**Input records**
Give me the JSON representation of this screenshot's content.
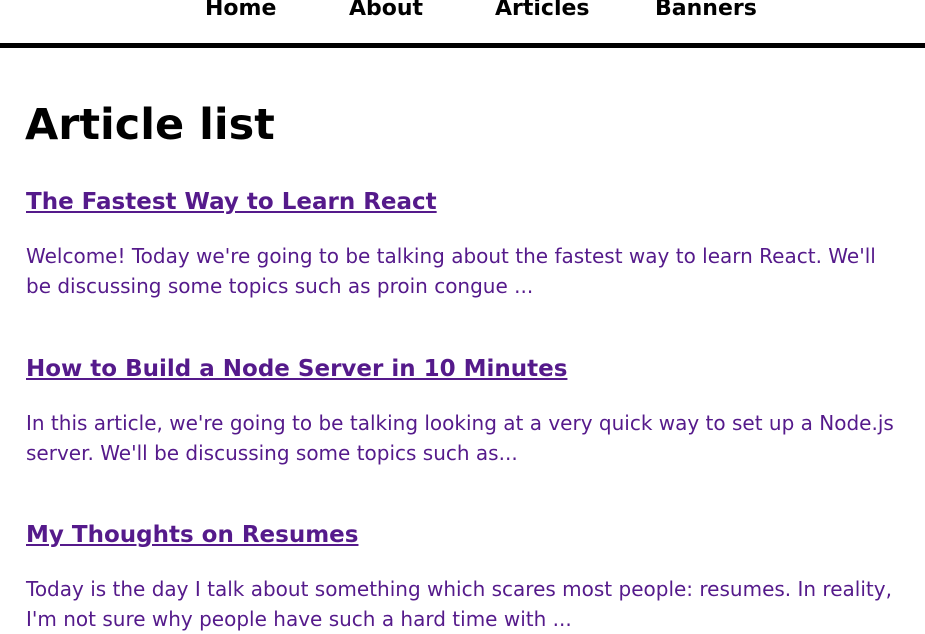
{
  "nav": {
    "items": [
      {
        "label": "Home"
      },
      {
        "label": "About"
      },
      {
        "label": "Articles"
      },
      {
        "label": "Banners"
      }
    ]
  },
  "page": {
    "title": "Article list"
  },
  "articles": [
    {
      "title": "The Fastest Way to Learn React",
      "excerpt": "Welcome! Today we're going to be talking about the fastest way to learn React. We'll be discussing some topics such as proin congue ..."
    },
    {
      "title": "How to Build a Node Server in 10 Minutes",
      "excerpt": "In this article, we're going to be talking looking at a very quick way to set up a Node.js server. We'll be discussing some topics such as..."
    },
    {
      "title": "My Thoughts on Resumes",
      "excerpt": "Today is the day I talk about something which scares most people: resumes. In reality, I'm not sure why people have such a hard time with ..."
    }
  ],
  "colors": {
    "link": "#551a8b",
    "text": "#000000",
    "background": "#ffffff"
  }
}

**Short exercise**
Output the data above without changes, apart from leaving out the pictures.

**Expected output**
Give me the JSON representation of this screenshot's content.
{
  "nav": {
    "items": [
      {
        "label": "Home"
      },
      {
        "label": "About"
      },
      {
        "label": "Articles"
      },
      {
        "label": "Banners"
      }
    ]
  },
  "page": {
    "title": "Article list"
  },
  "articles": [
    {
      "title": "The Fastest Way to Learn React",
      "excerpt": "Welcome! Today we're going to be talking about the fastest way to learn React. We'll be discussing some topics such as proin congue ..."
    },
    {
      "title": "How to Build a Node Server in 10 Minutes",
      "excerpt": "In this article, we're going to be talking looking at a very quick way to set up a Node.js server. We'll be discussing some topics such as..."
    },
    {
      "title": "My Thoughts on Resumes",
      "excerpt": "Today is the day I talk about something which scares most people: resumes. In reality, I'm not sure why people have such a hard time with ..."
    }
  ],
  "colors": {
    "link": "#551a8b",
    "text": "#000000",
    "background": "#ffffff"
  }
}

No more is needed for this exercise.